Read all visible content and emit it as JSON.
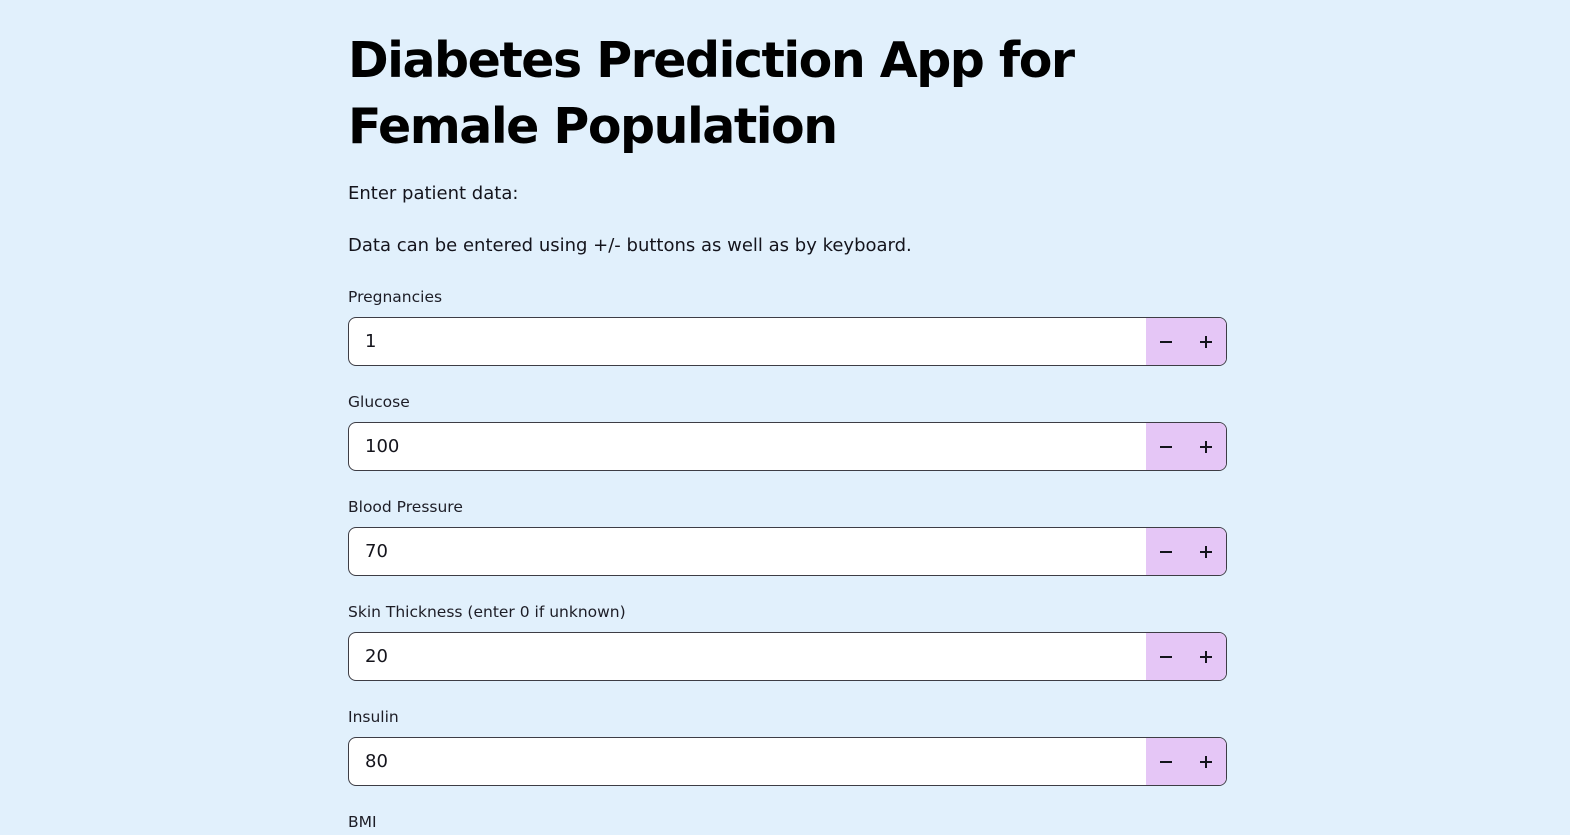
{
  "page": {
    "title": "Diabetes Prediction App for Female Population",
    "intro": "Enter patient data:",
    "hint": "Data can be entered using +/- buttons as well as by keyboard."
  },
  "fields": [
    {
      "label": "Pregnancies",
      "value": "1"
    },
    {
      "label": "Glucose",
      "value": "100"
    },
    {
      "label": "Blood Pressure",
      "value": "70"
    },
    {
      "label": "Skin Thickness (enter 0 if unknown)",
      "value": "20"
    },
    {
      "label": "Insulin",
      "value": "80"
    },
    {
      "label": "BMI"
    }
  ],
  "stepper": {
    "decrement_icon": "minus-icon",
    "increment_icon": "plus-icon"
  },
  "colors": {
    "background": "#e1f0fc",
    "input_background": "#ffffff",
    "stepper_background": "#e5c6f6",
    "text": "#0e0e14"
  }
}
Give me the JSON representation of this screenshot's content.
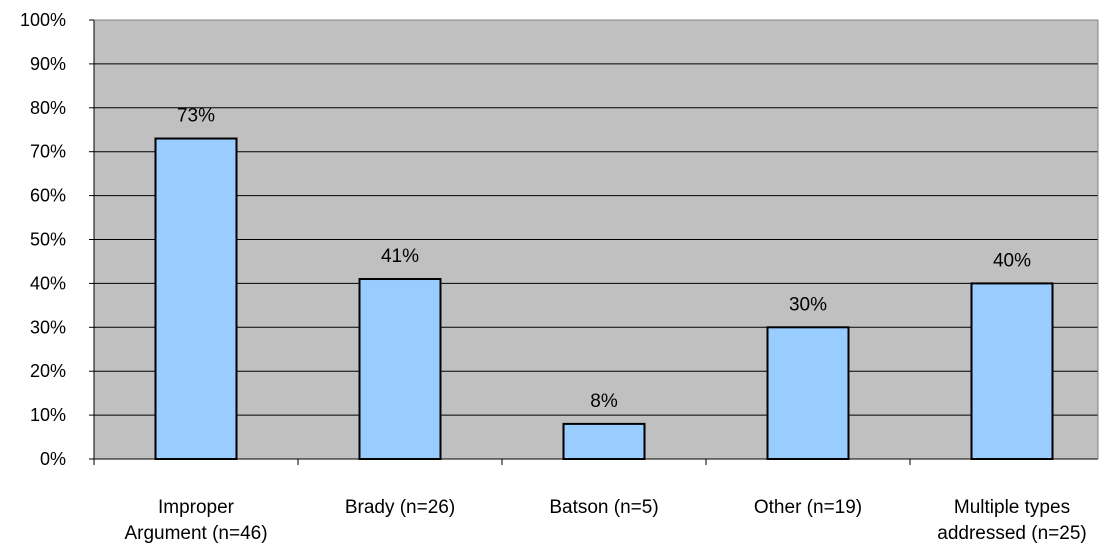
{
  "chart_data": {
    "type": "bar",
    "categories": [
      [
        "Improper",
        "Argument (n=46)"
      ],
      [
        "Brady (n=26)"
      ],
      [
        "Batson (n=5)"
      ],
      [
        "Other (n=19)"
      ],
      [
        "Multiple types",
        "addressed (n=25)"
      ]
    ],
    "values": [
      73,
      41,
      8,
      30,
      40
    ],
    "data_labels": [
      "73%",
      "41%",
      "8%",
      "30%",
      "40%"
    ],
    "ylim": [
      0,
      100
    ],
    "y_ticks": [
      0,
      10,
      20,
      30,
      40,
      50,
      60,
      70,
      80,
      90,
      100
    ],
    "y_tick_labels": [
      "0%",
      "10%",
      "20%",
      "30%",
      "40%",
      "50%",
      "60%",
      "70%",
      "80%",
      "90%",
      "100%"
    ],
    "grid": true,
    "colors": {
      "plot_background": "#c0c0c0",
      "bar_fill": "#99ccff",
      "bar_stroke": "#000000",
      "gridline": "#000000"
    }
  }
}
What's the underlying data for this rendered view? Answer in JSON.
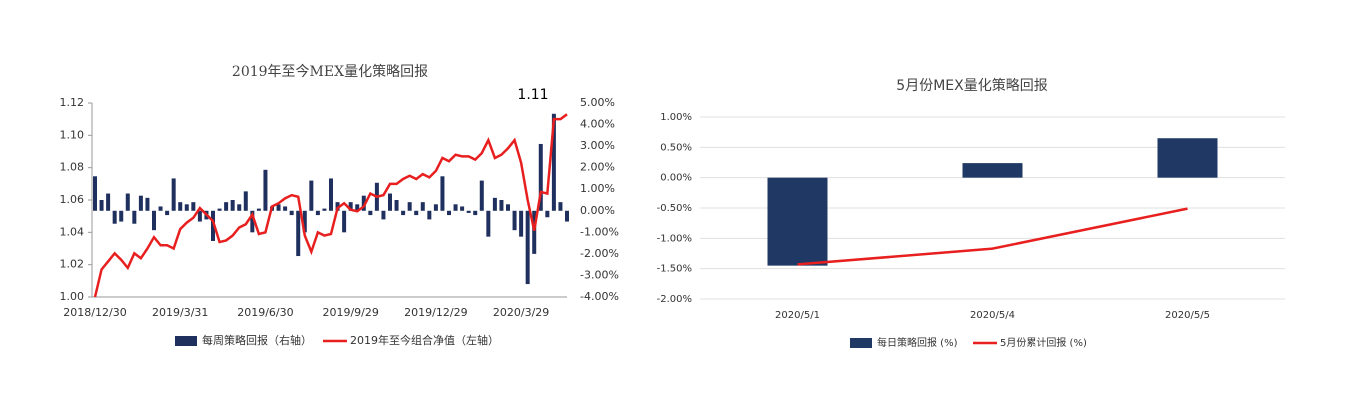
{
  "chart_data": [
    {
      "type": "combo",
      "title": "2019年至今MEX量化策略回报",
      "annotation": "1.11",
      "categories": [
        "2018/12/30",
        null,
        null,
        null,
        null,
        null,
        null,
        null,
        null,
        null,
        null,
        null,
        null,
        "2019/3/31",
        null,
        null,
        null,
        null,
        null,
        null,
        null,
        null,
        null,
        null,
        null,
        null,
        "2019/6/30",
        null,
        null,
        null,
        null,
        null,
        null,
        null,
        null,
        null,
        null,
        null,
        null,
        "2019/9/29",
        null,
        null,
        null,
        null,
        null,
        null,
        null,
        null,
        null,
        null,
        null,
        null,
        "2019/12/29",
        null,
        null,
        null,
        null,
        null,
        null,
        null,
        null,
        null,
        null,
        null,
        null,
        "2020/3/29",
        null,
        null,
        null,
        null,
        null,
        null,
        null
      ],
      "series": [
        {
          "name": "每周策略回报（右轴）",
          "type": "bar",
          "axis": "y2",
          "color": "#1f2f5e",
          "values": [
            1.6,
            0.5,
            0.8,
            -0.6,
            -0.5,
            0.8,
            -0.6,
            0.7,
            0.6,
            -0.9,
            0.2,
            -0.2,
            1.5,
            0.4,
            0.3,
            0.4,
            -0.5,
            -0.4,
            -1.4,
            0.1,
            0.4,
            0.5,
            0.3,
            0.9,
            -1.0,
            0.1,
            1.9,
            0.2,
            0.3,
            0.2,
            -0.2,
            -2.1,
            -1.0,
            1.4,
            -0.2,
            0.1,
            1.5,
            0.4,
            -1.0,
            0.4,
            0.3,
            0.7,
            -0.2,
            1.3,
            -0.4,
            0.8,
            0.5,
            -0.2,
            0.4,
            -0.2,
            0.4,
            -0.4,
            0.3,
            1.6,
            -0.2,
            0.3,
            0.2,
            -0.1,
            -0.2,
            1.4,
            -1.2,
            0.6,
            0.5,
            0.3,
            -0.9,
            -1.2,
            -3.4,
            -2.0,
            3.1,
            -0.3,
            4.5,
            0.4,
            -0.5
          ]
        },
        {
          "name": "2019年至今组合净值（左轴）",
          "type": "line",
          "axis": "y",
          "color": "#e81f1f",
          "values": [
            1.0,
            1.017,
            1.022,
            1.027,
            1.023,
            1.018,
            1.027,
            1.024,
            1.03,
            1.037,
            1.032,
            1.032,
            1.03,
            1.042,
            1.046,
            1.049,
            1.055,
            1.051,
            1.047,
            1.034,
            1.035,
            1.038,
            1.043,
            1.045,
            1.051,
            1.039,
            1.04,
            1.056,
            1.058,
            1.061,
            1.063,
            1.062,
            1.038,
            1.028,
            1.04,
            1.038,
            1.039,
            1.055,
            1.058,
            1.054,
            1.053,
            1.056,
            1.064,
            1.062,
            1.063,
            1.07,
            1.07,
            1.073,
            1.075,
            1.073,
            1.076,
            1.074,
            1.078,
            1.086,
            1.084,
            1.088,
            1.087,
            1.087,
            1.085,
            1.089,
            1.097,
            1.086,
            1.088,
            1.092,
            1.097,
            1.083,
            1.06,
            1.041,
            1.065,
            1.064,
            1.11,
            1.11,
            1.113
          ]
        }
      ],
      "ylim": [
        1.0,
        1.12
      ],
      "yticks": [
        {
          "value": 1.0,
          "label": "1.00"
        },
        1.02,
        1.04,
        1.06,
        1.08,
        {
          "value": 1.1,
          "label": "1.10"
        },
        1.12
      ],
      "y2lim": [
        -4,
        5
      ],
      "y2ticks": [
        {
          "value": -4,
          "label": "-4.00%"
        },
        {
          "value": -3,
          "label": "-3.00%"
        },
        {
          "value": -2,
          "label": "-2.00%"
        },
        {
          "value": -1,
          "label": "-1.00%"
        },
        {
          "value": 0,
          "label": "0.00%"
        },
        {
          "value": 1,
          "label": "1.00%"
        },
        {
          "value": 2,
          "label": "2.00%"
        },
        {
          "value": 3,
          "label": "3.00%"
        },
        {
          "value": 4,
          "label": "4.00%"
        },
        {
          "value": 5,
          "label": "5.00%"
        }
      ],
      "grid": false
    },
    {
      "type": "combo",
      "title": "5月份MEX量化策略回报",
      "categories": [
        "2020/5/1",
        "2020/5/4",
        "2020/5/5"
      ],
      "series": [
        {
          "name": "每日策略回报 (%)",
          "type": "bar",
          "axis": "y",
          "color": "#203864",
          "values": [
            -1.45,
            0.24,
            0.65
          ]
        },
        {
          "name": "5月份累计回报 (%)",
          "type": "line",
          "axis": "y",
          "color": "#e81f1f",
          "values": [
            -1.43,
            -1.17,
            -0.51
          ]
        }
      ],
      "ylim": [
        -2,
        1
      ],
      "yticks": [
        {
          "value": -2,
          "label": "-2.00%"
        },
        {
          "value": -1.5,
          "label": "-1.50%"
        },
        {
          "value": -1,
          "label": "-1.00%"
        },
        {
          "value": -0.5,
          "label": "-0.50%"
        },
        {
          "value": 0,
          "label": "0.00%"
        },
        {
          "value": 0.5,
          "label": "0.50%"
        },
        {
          "value": 1,
          "label": "1.00%"
        }
      ],
      "grid": true
    }
  ]
}
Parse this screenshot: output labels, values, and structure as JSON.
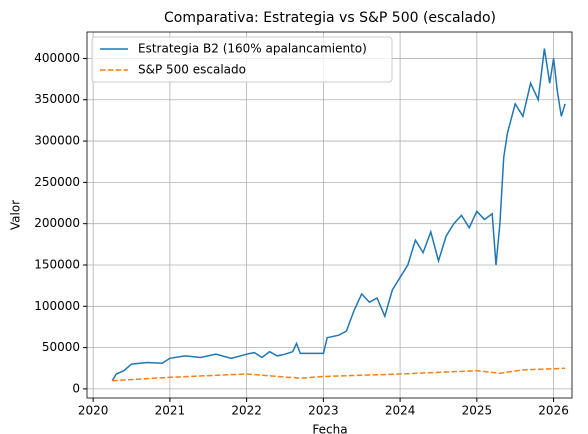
{
  "chart_data": {
    "type": "line",
    "title": "Comparativa: Estrategia vs S&P 500 (escalado)",
    "xlabel": "Fecha",
    "ylabel": "Valor",
    "series": [
      {
        "name": "Estrategia B2 (160% apalancamiento)",
        "color": "#1f77b4",
        "dash": "solid",
        "x": [
          2020.25,
          2020.3,
          2020.4,
          2020.5,
          2020.7,
          2020.9,
          2021.0,
          2021.2,
          2021.4,
          2021.6,
          2021.8,
          2022.0,
          2022.1,
          2022.2,
          2022.3,
          2022.4,
          2022.5,
          2022.6,
          2022.65,
          2022.7,
          2023.0,
          2023.05,
          2023.2,
          2023.3,
          2023.4,
          2023.5,
          2023.6,
          2023.7,
          2023.8,
          2023.9,
          2024.0,
          2024.1,
          2024.2,
          2024.3,
          2024.4,
          2024.5,
          2024.6,
          2024.7,
          2024.8,
          2024.9,
          2025.0,
          2025.1,
          2025.2,
          2025.25,
          2025.3,
          2025.35,
          2025.4,
          2025.5,
          2025.6,
          2025.7,
          2025.8,
          2025.88,
          2025.95,
          2026.0,
          2026.05,
          2026.1,
          2026.15
        ],
        "values": [
          10000,
          18000,
          22000,
          30000,
          32000,
          31000,
          37000,
          40000,
          38000,
          42000,
          37000,
          42000,
          44000,
          38000,
          45000,
          40000,
          42000,
          45000,
          55000,
          43000,
          43000,
          62000,
          65000,
          70000,
          95000,
          115000,
          105000,
          110000,
          88000,
          120000,
          135000,
          150000,
          180000,
          165000,
          190000,
          155000,
          185000,
          200000,
          210000,
          195000,
          215000,
          205000,
          212000,
          150000,
          200000,
          280000,
          310000,
          345000,
          330000,
          370000,
          350000,
          412000,
          370000,
          400000,
          360000,
          330000,
          345000
        ]
      },
      {
        "name": "S&P 500 escalado",
        "color": "#ff7f0e",
        "dash": "dashed",
        "x": [
          2020.25,
          2021.0,
          2022.0,
          2022.7,
          2023.0,
          2024.0,
          2025.0,
          2025.3,
          2025.6,
          2026.15
        ],
        "values": [
          10000,
          14000,
          18000,
          13000,
          15000,
          18000,
          22000,
          19000,
          23000,
          25000
        ]
      }
    ],
    "xlim": [
      2019.92,
      2026.24
    ],
    "xticks": [
      2020,
      2021,
      2022,
      2023,
      2024,
      2025,
      2026
    ],
    "ylim": [
      -11000,
      432000
    ],
    "yticks": [
      0,
      50000,
      100000,
      150000,
      200000,
      250000,
      300000,
      350000,
      400000
    ],
    "grid": true,
    "legend": "upper-left"
  }
}
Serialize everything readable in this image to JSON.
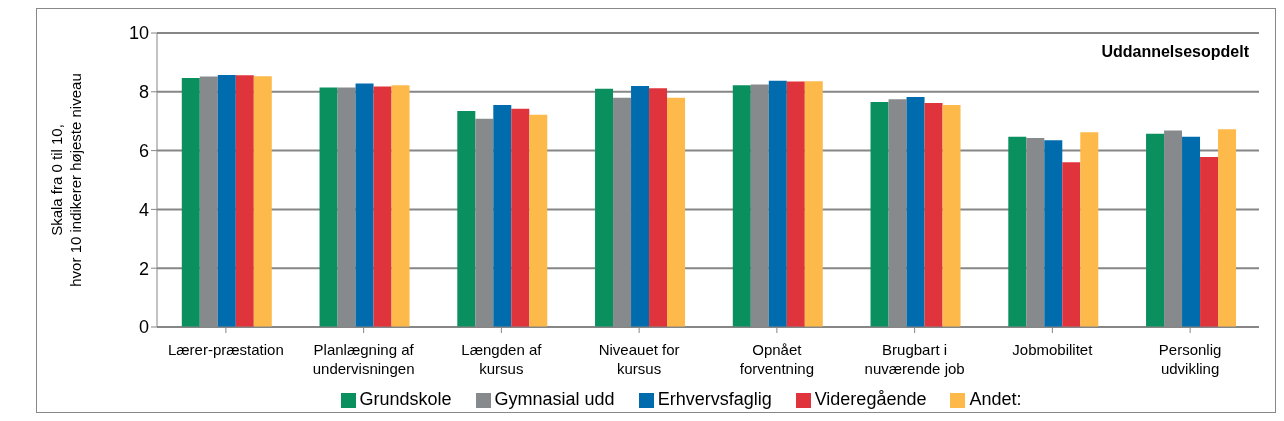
{
  "chart_data": {
    "type": "bar",
    "title": "Uddannelsesopdelt",
    "ylabel": "Skala fra 0  til 10,\nhvor 10 indikerer højeste niveau",
    "categories": [
      "Lærer-præstation",
      "Planlægning af undervisningen",
      "Længden af kursus",
      "Niveauet for kursus",
      "Opnået forventning",
      "Brugbart i nuværende job",
      "Jobmobilitet",
      "Personlig udvikling"
    ],
    "series": [
      {
        "name": "Grundskole",
        "color": "#0a8f5f",
        "values": [
          8.47,
          8.15,
          7.35,
          8.1,
          8.22,
          7.65,
          6.47,
          6.57
        ]
      },
      {
        "name": "Gymnasial udd",
        "color": "#878a8c",
        "values": [
          8.52,
          8.15,
          7.08,
          7.8,
          8.25,
          7.75,
          6.43,
          6.68
        ]
      },
      {
        "name": "Erhvervsfaglig",
        "color": "#006cae",
        "values": [
          8.57,
          8.28,
          7.55,
          8.2,
          8.38,
          7.82,
          6.35,
          6.47
        ]
      },
      {
        "name": "Videregående",
        "color": "#e0343d",
        "values": [
          8.56,
          8.18,
          7.42,
          8.12,
          8.35,
          7.62,
          5.6,
          5.78
        ]
      },
      {
        "name": "Andet:",
        "color": "#fdba4b",
        "values": [
          8.53,
          8.22,
          7.22,
          7.8,
          8.36,
          7.55,
          6.62,
          6.73
        ]
      }
    ],
    "ylim": [
      0,
      10
    ],
    "yticks": [
      0,
      2,
      4,
      6,
      8,
      10
    ],
    "grid": "y",
    "legend": "bottom"
  }
}
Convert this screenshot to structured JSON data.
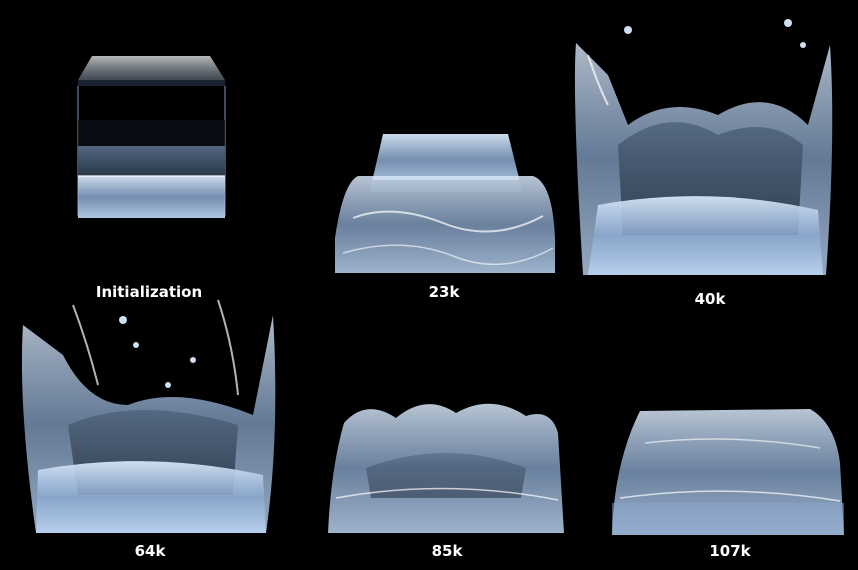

┄┄┄┄┄┄

## Goal
Check each line of the records for the string "title" and state how many lines contain it. Give only the number.

## Completed task
5